[Recorded information]:
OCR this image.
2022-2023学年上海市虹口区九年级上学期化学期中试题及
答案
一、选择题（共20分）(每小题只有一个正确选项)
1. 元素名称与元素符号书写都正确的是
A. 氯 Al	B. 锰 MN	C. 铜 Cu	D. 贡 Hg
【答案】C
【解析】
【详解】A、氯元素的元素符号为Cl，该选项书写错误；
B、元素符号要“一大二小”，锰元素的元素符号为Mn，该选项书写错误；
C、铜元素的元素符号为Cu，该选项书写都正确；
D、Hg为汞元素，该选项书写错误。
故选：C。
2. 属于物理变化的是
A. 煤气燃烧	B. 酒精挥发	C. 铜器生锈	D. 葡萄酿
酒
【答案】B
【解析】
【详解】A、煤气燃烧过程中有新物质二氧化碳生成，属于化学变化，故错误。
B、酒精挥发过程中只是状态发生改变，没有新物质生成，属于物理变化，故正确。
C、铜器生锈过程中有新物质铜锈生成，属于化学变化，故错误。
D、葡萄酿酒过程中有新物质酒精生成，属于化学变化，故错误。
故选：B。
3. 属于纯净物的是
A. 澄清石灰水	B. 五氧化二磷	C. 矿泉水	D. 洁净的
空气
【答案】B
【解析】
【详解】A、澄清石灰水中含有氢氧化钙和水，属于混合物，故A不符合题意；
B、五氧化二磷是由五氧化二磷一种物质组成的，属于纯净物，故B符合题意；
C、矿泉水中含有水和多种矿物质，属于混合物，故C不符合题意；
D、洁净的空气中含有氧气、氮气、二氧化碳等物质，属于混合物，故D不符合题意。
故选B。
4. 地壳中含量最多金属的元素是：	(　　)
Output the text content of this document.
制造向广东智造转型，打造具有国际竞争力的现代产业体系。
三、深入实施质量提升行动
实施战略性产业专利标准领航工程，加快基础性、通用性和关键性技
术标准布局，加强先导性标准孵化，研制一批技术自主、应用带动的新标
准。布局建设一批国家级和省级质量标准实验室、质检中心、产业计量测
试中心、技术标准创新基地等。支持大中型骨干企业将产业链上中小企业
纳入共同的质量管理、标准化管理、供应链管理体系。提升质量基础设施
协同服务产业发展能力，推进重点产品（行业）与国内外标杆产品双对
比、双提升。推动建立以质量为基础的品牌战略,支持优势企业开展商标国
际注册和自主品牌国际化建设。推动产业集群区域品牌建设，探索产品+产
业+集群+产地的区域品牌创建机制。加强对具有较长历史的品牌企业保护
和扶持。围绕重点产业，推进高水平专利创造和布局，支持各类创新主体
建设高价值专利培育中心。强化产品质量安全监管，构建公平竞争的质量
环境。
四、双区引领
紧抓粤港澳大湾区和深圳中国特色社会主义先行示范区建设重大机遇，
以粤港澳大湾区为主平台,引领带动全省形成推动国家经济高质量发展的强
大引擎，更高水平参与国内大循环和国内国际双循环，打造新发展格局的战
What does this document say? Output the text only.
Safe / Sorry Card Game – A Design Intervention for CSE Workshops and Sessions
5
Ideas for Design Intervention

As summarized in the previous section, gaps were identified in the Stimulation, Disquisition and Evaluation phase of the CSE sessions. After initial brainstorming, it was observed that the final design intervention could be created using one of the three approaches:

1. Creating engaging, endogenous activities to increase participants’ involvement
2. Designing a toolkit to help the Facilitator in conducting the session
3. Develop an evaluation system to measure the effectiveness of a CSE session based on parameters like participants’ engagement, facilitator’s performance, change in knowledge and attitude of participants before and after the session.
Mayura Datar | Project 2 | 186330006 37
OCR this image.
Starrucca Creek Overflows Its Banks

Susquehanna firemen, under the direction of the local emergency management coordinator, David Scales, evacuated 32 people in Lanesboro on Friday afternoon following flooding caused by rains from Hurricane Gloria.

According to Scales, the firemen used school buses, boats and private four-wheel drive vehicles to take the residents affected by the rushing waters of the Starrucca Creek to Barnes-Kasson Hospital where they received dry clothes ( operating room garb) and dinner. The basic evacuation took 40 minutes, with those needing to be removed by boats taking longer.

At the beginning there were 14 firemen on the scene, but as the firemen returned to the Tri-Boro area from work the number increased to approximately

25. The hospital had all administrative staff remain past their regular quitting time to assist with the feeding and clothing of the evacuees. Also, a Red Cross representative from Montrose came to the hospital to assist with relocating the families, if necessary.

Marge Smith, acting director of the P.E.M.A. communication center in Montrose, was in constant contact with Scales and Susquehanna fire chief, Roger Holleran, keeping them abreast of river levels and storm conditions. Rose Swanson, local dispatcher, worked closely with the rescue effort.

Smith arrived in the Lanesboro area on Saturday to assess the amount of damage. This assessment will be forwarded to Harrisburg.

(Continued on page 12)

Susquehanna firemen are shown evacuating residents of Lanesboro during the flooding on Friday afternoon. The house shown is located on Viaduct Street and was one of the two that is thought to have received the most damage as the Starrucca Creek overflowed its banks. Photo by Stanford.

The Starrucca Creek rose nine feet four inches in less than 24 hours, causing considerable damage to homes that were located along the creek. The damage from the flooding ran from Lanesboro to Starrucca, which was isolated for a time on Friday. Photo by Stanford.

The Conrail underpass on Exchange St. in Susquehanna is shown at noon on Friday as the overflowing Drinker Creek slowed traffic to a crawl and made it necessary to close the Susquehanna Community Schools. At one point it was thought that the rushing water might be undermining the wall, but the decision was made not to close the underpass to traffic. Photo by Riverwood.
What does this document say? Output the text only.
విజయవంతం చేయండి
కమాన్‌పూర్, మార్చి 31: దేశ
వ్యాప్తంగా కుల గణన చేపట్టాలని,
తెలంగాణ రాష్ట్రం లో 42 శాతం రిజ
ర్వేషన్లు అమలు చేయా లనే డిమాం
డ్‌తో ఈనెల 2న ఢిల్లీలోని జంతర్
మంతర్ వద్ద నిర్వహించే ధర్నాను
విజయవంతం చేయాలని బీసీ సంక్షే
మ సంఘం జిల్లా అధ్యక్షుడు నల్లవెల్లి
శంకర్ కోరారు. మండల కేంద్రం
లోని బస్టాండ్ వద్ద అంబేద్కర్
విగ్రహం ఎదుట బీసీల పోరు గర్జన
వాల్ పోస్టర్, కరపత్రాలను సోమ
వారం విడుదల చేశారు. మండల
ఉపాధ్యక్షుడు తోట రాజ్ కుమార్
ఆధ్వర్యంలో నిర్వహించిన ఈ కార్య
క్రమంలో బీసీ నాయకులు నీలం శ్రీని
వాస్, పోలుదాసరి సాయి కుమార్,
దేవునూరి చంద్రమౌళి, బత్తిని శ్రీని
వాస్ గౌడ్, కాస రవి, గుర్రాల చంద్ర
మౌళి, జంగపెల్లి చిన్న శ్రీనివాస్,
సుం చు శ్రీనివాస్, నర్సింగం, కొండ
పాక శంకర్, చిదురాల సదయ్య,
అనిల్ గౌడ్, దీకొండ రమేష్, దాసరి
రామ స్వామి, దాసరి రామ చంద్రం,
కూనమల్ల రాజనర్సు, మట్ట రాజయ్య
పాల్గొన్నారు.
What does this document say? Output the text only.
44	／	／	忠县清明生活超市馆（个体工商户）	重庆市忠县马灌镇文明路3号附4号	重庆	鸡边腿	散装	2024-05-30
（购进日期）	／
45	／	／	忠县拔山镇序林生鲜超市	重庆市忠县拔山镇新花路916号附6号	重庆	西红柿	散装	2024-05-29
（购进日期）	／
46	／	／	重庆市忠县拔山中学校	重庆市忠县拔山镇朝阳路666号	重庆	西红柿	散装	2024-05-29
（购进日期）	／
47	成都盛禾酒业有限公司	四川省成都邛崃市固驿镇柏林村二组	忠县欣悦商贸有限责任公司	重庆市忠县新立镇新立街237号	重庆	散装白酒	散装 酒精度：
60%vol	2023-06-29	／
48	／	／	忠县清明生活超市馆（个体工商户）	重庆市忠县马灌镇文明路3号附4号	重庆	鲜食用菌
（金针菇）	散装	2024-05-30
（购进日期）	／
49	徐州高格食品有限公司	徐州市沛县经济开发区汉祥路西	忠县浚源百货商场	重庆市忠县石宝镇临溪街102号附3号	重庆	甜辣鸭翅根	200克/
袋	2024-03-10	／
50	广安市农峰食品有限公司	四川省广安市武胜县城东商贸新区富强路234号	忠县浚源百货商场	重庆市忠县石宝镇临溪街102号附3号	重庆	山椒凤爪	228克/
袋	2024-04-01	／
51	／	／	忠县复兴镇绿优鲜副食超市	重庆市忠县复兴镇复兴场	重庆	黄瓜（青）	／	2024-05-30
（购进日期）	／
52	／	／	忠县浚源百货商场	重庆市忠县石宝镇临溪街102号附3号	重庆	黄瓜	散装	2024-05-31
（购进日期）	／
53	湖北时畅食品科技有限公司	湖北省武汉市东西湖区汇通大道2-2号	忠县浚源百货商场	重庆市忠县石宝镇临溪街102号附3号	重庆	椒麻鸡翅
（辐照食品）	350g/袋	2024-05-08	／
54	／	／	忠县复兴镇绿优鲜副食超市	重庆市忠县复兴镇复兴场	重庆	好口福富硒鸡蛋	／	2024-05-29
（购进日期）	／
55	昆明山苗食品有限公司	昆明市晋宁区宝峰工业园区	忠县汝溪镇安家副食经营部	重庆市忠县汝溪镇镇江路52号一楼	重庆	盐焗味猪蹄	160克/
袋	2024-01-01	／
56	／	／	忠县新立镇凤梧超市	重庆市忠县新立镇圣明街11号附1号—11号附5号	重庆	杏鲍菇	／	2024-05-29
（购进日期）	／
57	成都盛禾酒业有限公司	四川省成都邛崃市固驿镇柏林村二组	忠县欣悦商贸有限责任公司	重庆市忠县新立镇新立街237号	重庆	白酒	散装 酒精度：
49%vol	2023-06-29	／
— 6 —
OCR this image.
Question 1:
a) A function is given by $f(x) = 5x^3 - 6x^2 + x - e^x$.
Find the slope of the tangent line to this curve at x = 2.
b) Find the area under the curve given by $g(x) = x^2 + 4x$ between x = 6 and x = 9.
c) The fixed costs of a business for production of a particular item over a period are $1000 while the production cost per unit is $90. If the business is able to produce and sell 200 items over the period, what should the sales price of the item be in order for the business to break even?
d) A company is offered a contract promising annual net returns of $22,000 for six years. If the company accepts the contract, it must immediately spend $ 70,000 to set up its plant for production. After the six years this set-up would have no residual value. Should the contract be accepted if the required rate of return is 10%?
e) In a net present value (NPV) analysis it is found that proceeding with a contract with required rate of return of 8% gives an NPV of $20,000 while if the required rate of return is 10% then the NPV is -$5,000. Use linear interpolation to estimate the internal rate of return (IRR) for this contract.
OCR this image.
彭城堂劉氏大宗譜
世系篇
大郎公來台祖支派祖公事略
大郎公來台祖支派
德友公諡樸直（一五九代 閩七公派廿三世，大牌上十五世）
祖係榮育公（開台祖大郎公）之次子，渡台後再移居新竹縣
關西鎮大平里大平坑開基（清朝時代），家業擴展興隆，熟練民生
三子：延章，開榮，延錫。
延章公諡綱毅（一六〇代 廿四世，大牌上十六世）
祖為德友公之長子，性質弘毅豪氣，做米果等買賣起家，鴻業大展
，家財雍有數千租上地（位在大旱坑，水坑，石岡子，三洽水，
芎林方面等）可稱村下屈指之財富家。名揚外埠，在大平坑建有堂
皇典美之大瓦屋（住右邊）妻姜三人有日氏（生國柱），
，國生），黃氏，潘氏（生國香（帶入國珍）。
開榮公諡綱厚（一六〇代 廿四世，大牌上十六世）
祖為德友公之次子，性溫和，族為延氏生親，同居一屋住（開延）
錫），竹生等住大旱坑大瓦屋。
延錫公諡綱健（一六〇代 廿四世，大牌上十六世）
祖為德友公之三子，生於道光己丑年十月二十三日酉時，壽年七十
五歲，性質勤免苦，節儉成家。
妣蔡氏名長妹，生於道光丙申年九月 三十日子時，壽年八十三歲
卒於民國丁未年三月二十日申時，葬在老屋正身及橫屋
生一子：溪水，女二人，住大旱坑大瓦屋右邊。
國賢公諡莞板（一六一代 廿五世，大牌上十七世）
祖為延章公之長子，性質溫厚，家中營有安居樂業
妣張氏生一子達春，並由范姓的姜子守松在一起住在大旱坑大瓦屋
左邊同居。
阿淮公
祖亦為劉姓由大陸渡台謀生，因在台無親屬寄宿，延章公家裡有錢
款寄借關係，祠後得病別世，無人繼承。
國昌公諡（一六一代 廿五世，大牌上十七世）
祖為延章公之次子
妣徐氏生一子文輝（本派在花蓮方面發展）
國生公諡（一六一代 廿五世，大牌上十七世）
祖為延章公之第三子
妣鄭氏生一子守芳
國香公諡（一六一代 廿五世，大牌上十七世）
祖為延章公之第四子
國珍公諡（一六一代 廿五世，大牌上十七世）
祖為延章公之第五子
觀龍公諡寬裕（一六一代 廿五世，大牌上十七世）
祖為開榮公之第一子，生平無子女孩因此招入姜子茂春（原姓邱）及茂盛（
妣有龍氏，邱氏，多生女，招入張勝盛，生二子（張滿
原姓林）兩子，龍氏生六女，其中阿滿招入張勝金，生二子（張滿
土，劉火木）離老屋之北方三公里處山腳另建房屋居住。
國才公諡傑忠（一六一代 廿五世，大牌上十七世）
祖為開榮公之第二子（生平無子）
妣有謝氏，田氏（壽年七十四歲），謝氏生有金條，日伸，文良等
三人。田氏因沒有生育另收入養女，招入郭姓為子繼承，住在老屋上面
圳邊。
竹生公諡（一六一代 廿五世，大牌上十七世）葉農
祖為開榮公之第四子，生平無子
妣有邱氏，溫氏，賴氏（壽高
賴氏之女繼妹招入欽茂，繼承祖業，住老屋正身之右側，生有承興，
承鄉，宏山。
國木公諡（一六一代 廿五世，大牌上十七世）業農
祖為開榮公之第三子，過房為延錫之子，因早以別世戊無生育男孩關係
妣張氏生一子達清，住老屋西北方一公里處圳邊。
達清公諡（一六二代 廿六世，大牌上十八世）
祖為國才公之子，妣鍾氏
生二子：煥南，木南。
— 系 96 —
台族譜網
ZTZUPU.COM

[Task to carry out]: Return only those lines of the records that contain the string "were".

[Exercise answer]:
As summarized in the previous section, gaps were identified in the Stimulation, Disquisition and Evaluation phase of the CSE sessions. After initial brainstorming, it was observed that the final design intervention could be created using one of the three approaches:
At the beginning there were 14 firemen on the scene, but as the firemen returned to the Tri-Boro area from work the number increased to approximately
The Starrucca Creek rose nine feet four inches in less than 24 hours, causing considerable damage to homes that were located along the creek. The damage from the flooding ran from Lanesboro to Starrucca, which was isolated for a time on Friday. Photo by Stanford.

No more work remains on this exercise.